- _WORK TO BE COMPLETED_
Pull out every line from the listing that has the word "name".

====== RECORDS ======

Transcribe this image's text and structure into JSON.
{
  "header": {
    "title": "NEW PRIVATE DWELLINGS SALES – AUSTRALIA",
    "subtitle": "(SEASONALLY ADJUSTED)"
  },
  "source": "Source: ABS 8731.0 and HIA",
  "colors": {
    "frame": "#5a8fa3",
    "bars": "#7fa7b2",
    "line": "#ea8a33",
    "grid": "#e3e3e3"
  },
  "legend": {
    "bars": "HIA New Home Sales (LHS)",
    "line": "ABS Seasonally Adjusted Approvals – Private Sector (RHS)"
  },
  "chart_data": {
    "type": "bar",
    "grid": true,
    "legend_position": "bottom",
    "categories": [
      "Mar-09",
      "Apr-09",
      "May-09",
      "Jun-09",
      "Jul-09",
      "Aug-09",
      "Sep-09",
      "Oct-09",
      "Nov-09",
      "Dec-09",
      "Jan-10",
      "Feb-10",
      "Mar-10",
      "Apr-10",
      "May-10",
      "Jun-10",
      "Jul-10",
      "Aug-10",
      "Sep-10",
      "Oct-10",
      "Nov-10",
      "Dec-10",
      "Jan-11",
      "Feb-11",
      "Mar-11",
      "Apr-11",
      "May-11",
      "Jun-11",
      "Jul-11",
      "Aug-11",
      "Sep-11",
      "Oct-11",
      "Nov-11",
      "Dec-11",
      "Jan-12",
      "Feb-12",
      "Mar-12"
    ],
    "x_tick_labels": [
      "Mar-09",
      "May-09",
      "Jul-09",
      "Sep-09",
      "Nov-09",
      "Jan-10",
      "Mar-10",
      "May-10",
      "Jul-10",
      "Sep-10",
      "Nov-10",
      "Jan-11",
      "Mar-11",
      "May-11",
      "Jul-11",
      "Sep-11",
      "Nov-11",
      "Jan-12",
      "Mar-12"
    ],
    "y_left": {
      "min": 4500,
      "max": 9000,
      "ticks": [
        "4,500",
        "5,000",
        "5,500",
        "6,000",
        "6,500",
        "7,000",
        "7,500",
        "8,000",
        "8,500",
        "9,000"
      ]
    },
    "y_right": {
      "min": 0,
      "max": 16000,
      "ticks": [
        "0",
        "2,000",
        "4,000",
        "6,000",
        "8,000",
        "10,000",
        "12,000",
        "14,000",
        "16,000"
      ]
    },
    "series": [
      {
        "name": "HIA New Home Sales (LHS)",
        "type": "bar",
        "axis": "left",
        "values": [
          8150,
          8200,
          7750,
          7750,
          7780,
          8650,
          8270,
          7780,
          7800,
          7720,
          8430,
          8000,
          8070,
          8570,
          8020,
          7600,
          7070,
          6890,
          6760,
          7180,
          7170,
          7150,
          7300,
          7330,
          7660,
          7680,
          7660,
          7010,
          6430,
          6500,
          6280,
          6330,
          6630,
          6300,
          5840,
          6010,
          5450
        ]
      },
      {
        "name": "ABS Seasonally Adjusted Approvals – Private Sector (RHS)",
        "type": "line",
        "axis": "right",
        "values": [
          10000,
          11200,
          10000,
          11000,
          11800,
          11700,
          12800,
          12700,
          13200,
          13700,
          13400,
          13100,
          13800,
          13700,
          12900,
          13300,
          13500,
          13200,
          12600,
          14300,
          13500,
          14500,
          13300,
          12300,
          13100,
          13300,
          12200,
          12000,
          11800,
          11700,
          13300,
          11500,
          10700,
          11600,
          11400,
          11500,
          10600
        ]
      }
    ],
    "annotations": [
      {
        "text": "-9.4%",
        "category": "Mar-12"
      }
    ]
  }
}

======

- _OUTPUT FOR THIS TASK_
        "name": "HIA New Home Sales (LHS)",
        "name": "ABS Seasonally Adjusted Approvals – Private Sector (RHS)",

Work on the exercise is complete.